*WHAT YOU ARE ASKED TO DO:* Copy the entries verbatim, from the first line through the line that contains "section-mark-2-top: 2 [254,288,263,304]".

*RECORDS SUPPLIED:*

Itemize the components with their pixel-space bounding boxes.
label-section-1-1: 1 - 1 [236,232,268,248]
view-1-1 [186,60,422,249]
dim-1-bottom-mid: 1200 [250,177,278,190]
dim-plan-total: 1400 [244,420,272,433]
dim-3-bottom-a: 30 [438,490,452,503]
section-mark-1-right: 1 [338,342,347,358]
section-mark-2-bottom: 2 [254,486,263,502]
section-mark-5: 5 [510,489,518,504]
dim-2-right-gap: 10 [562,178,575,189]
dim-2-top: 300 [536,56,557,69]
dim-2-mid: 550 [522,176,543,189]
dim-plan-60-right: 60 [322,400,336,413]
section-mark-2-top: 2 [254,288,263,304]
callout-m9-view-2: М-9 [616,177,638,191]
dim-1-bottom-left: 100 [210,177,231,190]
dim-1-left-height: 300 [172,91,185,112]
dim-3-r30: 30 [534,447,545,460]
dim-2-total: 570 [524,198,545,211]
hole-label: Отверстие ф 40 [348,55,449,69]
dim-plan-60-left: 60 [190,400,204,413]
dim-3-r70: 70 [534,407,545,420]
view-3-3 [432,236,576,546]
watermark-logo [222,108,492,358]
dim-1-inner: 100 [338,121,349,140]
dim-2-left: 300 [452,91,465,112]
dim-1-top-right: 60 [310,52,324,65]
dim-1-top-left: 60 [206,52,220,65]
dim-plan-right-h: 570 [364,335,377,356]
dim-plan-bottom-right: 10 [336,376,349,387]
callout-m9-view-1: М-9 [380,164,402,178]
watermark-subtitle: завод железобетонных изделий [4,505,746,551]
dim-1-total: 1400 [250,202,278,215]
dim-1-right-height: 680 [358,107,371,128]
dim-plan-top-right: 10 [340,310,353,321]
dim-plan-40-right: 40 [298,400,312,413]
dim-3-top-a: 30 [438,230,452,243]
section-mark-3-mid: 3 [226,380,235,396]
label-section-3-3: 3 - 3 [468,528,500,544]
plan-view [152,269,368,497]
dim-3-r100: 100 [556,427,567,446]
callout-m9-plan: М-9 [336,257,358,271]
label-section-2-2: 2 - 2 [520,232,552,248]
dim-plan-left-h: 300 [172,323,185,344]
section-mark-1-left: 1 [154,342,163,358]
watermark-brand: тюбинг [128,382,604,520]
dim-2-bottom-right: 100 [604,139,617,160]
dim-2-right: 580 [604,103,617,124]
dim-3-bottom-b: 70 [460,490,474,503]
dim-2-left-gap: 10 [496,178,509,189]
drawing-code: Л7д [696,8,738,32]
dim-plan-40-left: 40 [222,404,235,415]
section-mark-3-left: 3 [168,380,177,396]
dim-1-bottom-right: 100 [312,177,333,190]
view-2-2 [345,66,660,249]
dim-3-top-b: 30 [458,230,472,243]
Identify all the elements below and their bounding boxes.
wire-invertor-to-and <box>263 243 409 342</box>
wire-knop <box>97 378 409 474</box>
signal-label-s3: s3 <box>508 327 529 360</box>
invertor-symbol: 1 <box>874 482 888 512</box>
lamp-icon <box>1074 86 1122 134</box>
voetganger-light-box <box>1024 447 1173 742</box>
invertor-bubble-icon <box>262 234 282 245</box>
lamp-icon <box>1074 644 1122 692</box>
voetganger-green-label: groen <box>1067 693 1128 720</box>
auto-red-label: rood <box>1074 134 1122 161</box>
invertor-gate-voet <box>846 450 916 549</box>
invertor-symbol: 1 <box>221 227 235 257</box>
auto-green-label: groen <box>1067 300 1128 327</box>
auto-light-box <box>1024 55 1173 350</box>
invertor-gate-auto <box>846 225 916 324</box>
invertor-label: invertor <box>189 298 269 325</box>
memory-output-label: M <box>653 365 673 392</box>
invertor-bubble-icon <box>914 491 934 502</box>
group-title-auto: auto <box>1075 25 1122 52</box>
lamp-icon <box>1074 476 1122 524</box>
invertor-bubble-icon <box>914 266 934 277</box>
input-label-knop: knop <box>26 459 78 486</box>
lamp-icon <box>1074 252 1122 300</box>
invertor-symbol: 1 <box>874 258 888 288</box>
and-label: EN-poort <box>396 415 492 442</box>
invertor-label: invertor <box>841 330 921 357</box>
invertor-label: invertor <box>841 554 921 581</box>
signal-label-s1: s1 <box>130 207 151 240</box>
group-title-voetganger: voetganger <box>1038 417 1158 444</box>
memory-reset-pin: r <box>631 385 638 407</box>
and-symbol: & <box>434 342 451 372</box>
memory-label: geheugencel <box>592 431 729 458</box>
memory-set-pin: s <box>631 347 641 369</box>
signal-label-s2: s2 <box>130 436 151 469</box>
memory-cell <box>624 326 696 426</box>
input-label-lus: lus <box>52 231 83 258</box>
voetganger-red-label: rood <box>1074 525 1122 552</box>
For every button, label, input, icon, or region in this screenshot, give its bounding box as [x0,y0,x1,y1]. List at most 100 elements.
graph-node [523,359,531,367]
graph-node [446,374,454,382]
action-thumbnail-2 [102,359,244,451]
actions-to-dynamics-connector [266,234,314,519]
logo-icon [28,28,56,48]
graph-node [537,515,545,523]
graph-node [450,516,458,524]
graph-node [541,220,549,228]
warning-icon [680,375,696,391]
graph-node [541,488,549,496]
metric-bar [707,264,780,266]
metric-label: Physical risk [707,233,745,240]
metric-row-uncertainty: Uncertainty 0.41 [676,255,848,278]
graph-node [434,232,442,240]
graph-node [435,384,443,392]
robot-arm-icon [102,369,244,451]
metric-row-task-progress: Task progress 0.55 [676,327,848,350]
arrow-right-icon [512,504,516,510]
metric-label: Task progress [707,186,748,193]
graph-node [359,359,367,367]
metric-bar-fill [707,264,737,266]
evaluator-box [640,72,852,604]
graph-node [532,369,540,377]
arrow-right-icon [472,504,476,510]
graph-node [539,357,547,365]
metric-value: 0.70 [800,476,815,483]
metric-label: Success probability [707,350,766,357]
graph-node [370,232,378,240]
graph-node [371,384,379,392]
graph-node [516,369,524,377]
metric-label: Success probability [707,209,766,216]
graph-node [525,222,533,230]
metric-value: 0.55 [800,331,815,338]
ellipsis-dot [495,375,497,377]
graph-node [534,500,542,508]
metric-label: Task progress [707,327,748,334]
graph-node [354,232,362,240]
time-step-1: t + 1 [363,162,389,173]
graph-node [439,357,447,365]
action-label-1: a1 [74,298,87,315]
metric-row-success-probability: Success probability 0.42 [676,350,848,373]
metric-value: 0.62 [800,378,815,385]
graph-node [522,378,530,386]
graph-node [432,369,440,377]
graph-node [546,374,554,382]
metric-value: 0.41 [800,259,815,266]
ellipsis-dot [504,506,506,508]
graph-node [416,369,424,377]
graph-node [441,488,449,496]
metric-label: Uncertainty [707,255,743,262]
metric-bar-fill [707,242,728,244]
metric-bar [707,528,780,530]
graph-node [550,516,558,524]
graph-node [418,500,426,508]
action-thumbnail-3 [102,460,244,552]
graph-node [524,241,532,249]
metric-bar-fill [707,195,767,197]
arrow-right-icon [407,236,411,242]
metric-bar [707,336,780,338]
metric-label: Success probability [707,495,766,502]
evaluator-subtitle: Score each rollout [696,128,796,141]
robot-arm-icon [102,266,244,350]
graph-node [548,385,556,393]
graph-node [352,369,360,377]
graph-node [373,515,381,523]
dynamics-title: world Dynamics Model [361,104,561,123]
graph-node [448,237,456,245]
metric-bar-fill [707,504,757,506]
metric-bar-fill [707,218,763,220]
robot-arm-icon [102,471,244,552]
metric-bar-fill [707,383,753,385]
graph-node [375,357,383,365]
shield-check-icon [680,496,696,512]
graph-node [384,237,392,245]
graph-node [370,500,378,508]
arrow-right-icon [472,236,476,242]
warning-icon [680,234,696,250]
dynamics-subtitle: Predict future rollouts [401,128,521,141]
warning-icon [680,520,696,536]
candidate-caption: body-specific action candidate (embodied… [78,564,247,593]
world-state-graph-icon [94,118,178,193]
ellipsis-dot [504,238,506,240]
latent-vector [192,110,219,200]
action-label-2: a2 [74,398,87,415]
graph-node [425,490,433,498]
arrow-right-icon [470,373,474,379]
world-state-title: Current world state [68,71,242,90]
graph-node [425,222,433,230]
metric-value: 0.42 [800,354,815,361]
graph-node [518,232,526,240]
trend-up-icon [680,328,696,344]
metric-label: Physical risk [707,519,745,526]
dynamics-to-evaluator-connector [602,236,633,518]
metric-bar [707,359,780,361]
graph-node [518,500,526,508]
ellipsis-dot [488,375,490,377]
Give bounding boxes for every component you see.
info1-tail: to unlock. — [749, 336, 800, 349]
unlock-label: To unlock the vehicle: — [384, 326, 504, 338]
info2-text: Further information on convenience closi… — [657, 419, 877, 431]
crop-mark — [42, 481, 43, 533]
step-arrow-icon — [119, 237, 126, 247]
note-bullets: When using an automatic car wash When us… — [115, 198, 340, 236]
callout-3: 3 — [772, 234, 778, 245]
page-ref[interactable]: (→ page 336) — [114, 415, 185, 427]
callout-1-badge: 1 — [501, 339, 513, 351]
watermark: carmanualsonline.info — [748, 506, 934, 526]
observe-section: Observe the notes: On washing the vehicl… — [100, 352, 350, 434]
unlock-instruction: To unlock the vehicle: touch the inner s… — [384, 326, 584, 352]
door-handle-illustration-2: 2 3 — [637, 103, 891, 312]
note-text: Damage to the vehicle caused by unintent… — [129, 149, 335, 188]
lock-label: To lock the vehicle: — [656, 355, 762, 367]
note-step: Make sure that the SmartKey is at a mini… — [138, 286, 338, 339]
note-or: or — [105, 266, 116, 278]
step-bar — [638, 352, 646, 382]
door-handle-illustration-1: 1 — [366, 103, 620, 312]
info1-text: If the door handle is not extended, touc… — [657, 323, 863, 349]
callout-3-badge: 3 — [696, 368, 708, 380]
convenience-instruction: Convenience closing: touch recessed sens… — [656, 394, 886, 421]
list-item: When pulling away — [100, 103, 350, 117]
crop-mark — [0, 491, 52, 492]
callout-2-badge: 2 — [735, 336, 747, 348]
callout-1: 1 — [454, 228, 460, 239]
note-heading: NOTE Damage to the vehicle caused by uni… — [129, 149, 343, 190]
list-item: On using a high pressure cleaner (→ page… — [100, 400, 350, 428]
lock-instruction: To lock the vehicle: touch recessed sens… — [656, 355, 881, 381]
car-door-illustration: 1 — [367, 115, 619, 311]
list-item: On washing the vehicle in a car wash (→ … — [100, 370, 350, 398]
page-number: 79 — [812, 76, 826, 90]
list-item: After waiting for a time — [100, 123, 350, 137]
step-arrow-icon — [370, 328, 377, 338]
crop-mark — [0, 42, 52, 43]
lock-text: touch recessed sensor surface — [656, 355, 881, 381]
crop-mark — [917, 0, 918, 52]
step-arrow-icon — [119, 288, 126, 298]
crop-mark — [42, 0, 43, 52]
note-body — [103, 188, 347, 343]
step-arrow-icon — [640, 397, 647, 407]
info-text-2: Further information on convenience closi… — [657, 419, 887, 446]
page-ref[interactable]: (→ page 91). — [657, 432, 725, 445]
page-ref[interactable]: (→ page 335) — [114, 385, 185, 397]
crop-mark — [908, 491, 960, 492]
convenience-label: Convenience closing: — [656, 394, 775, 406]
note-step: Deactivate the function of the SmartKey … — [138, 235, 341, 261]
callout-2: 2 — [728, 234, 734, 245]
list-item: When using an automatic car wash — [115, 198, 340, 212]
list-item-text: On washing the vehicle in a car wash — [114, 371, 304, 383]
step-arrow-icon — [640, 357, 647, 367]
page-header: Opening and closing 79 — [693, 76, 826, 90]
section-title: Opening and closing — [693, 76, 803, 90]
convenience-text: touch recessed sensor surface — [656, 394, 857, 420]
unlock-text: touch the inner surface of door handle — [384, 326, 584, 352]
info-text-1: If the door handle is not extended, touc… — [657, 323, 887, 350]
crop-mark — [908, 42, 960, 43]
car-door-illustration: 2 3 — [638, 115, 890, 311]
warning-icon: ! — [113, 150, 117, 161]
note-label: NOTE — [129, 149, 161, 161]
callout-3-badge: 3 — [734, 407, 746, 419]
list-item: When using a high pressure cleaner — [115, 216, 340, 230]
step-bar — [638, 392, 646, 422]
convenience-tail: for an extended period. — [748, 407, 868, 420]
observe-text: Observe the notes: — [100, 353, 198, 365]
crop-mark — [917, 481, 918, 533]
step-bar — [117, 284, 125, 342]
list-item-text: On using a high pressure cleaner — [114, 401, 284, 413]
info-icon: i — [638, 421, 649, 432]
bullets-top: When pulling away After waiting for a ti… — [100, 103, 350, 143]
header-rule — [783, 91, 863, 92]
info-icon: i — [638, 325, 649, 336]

*EXERCISE ANSWER:*
Itemize the components with their pixel-space bounding boxes.
label-section-1-1: 1 - 1 [236,232,268,248]
view-1-1 [186,60,422,249]
dim-1-bottom-mid: 1200 [250,177,278,190]
dim-plan-total: 1400 [244,420,272,433]
dim-3-bottom-a: 30 [438,490,452,503]
section-mark-1-right: 1 [338,342,347,358]
section-mark-2-bottom: 2 [254,486,263,502]
section-mark-5: 5 [510,489,518,504]
dim-2-right-gap: 10 [562,178,575,189]
dim-2-top: 300 [536,56,557,69]
dim-2-mid: 550 [522,176,543,189]
dim-plan-60-right: 60 [322,400,336,413]
section-mark-2-top: 2 [254,288,263,304]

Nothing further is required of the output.